Excerpted passage Start Marker

This page is a brief (auto)biography of Dad/ Gregg, originally written by himself and his wife Judy prior to his death and published as his obituary:
On January 3rd, 2014 Gregg James Selander’s life in its physical form ended when he took his final breath with his family. He was very healthy, enjoying the universe, the earth, all creatures and family until April 25, 2013 when he was unexpectedly diagnosed with pancreatic cancer. It seemed that he was beating that challenge when the ravages of chemotherapy led to his untimely death at age 64. Gregg requested that his remains be cremated and the ashes scattered in the Pacific Ocean (meaning “peaceful”). He strongly believed that a person’s existence is like water- life being a wave in the ocean, and when that wave crashes at his death there would be no fear, he will still be water, part of the ocean of existence, which is God.
Gregg was the youngest of three children, and though as a kid endured much teasing, as they approached middle age he got to tease his brother Chuck and sister Leanne for being older than he was. Gregg grew up on the east side of St. Paul, MN, where his parents Ade and Betty were raised, and where his father and mother-in-law Fred and Jeanne (Nelson) Oberschulte also grew up.
Gregg developed goals early in life, and some that he accomplished were to go to as many dances, date as many girls, and ski as many slopes as possible before graduating high school. He met Judy at age 15. Since she lived in southern California, he thought that if he wrote to her every day for four years he’d certainly get a government job in the post office. Uncle Sam did offer him a job in 1969 with all expenses paid travel TO southeast Asia, but he turned it down when he learned that the trip did not include a return ticket. Gregg learned to study at the University of Minnesota and graduated magna cum laude just in time to marry Judy who was tired of carrying around four years of his letters. They wed in 1971 in Chula Vista, California on Friday August 13th, six years to the day from when they met on Friday, August 13th 1965. In their wedding invitation they stated that their luck couldn’t get much worse, so they might as well marry on Friday the 13th.

Excerpted passage End Marker
Dataset excerpts Start Marker

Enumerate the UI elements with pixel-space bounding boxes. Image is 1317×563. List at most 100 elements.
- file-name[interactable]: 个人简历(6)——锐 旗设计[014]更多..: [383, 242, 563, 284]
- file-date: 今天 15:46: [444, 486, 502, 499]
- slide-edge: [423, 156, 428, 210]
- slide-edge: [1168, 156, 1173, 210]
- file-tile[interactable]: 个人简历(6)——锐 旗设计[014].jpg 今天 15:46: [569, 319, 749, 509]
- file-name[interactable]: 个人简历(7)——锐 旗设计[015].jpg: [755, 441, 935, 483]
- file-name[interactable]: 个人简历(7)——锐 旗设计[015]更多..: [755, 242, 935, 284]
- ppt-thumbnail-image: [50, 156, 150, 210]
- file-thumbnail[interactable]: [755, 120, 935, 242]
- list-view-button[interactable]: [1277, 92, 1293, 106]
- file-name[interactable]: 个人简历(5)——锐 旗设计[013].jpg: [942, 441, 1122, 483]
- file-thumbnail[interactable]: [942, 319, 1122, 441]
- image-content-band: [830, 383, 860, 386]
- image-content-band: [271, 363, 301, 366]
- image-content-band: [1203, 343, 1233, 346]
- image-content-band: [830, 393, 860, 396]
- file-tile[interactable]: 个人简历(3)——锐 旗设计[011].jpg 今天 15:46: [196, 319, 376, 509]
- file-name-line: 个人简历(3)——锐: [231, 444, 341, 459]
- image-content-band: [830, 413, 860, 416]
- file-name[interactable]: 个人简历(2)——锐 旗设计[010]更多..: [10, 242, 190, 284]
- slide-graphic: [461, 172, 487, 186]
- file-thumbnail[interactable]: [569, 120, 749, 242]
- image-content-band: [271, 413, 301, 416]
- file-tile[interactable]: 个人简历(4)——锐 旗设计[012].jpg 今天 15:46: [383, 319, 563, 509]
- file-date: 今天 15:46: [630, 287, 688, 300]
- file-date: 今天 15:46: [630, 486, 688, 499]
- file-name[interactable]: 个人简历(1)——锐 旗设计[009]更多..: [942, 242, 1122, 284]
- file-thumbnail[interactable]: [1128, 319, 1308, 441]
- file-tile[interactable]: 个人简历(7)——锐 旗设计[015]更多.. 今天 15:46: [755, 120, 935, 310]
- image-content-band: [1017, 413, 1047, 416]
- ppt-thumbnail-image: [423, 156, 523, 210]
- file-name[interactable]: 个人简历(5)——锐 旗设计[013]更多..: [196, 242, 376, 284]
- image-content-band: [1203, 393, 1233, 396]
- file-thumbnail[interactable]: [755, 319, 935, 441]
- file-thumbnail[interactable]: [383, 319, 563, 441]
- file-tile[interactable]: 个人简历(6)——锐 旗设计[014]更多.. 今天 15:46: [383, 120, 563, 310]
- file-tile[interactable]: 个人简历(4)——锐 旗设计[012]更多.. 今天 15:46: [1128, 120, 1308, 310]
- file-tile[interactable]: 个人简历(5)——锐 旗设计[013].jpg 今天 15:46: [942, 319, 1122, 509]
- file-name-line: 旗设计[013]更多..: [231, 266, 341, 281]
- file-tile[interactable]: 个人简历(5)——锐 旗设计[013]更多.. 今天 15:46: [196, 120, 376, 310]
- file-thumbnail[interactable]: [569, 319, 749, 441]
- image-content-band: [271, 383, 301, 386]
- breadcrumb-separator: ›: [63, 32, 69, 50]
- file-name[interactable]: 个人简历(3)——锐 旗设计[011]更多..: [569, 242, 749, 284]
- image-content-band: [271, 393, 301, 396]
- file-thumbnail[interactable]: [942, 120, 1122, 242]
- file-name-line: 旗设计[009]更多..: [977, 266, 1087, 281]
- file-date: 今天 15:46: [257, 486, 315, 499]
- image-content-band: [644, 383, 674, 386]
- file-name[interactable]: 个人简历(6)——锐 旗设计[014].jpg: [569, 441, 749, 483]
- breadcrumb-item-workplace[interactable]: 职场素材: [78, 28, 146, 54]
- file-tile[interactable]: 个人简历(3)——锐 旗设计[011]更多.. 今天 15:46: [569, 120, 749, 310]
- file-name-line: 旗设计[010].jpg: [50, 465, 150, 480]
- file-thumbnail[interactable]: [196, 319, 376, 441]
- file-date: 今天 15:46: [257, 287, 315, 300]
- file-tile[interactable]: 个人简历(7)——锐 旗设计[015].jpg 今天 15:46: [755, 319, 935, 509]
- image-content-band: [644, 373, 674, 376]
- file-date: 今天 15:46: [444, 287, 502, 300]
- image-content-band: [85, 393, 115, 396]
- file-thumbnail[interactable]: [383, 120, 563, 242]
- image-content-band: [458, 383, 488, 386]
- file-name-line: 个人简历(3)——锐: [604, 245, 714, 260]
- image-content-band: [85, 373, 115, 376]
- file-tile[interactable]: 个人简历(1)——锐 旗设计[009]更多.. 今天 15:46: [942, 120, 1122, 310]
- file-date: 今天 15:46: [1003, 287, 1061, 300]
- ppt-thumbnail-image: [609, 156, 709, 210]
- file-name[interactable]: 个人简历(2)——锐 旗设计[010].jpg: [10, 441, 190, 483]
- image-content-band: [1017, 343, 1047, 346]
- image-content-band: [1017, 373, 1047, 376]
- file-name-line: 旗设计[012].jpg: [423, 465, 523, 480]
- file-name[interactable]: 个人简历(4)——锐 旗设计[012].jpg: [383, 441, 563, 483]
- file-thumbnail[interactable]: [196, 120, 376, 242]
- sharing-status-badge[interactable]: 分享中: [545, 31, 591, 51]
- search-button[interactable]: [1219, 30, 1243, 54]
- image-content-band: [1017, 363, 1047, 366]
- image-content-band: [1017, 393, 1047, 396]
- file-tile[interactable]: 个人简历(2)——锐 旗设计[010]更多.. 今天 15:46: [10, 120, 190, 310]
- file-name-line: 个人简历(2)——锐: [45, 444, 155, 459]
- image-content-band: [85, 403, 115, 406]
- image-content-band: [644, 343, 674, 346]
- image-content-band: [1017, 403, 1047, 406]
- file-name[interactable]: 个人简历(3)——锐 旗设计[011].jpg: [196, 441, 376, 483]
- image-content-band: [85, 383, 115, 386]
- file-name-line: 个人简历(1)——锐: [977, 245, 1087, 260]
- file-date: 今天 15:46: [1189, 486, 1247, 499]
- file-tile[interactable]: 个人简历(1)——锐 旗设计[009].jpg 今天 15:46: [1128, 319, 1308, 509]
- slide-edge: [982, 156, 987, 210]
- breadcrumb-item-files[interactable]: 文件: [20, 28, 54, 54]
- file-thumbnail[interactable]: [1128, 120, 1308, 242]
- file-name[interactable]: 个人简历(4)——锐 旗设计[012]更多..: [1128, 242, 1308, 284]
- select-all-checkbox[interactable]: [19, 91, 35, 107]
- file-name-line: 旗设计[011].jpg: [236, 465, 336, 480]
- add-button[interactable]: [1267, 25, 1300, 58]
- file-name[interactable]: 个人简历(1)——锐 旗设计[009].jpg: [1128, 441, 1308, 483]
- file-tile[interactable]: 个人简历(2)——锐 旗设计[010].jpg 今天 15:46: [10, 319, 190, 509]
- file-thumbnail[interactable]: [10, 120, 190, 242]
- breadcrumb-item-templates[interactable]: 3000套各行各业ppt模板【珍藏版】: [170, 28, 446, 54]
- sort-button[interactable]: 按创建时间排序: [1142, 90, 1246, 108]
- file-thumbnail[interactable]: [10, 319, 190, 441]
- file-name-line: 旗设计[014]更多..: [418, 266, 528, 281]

Dataset excerpts End Marker

• Task set:
1. From the obituary of Gregg Selander, extract the passage running from "This page is" to "which is God.", copying it word for word.
2. According to the obituary of Gregg Selander, in what city did Gregg and Judy marry?

• Replies:
1.
This page is a brief (auto)biography of Dad/ Gregg, originally written by himself and his wife Judy prior to his death and published as his obituary:
On January 3rd, 2014 Gregg James Selander’s life in its physical form ended when he took his final breath with his family. He was very healthy, enjoying the universe, the earth, all creatures and family until April 25, 2013 when he was unexpectedly diagnosed with pancreatic cancer. It seemed that he was beating that challenge when the ravages of chemotherapy led to his untimely death at age 64. Gregg requested that his remains be cremated and the ashes scattered in the Pacific Ocean (meaning “peaceful”). He strongly believed that a person’s existence is like water- life being a wave in the ocean, and when that wave crashes at his death there would be no fear, he will still be water, part of the ocean of existence, which is God.

2. Chula Vista, California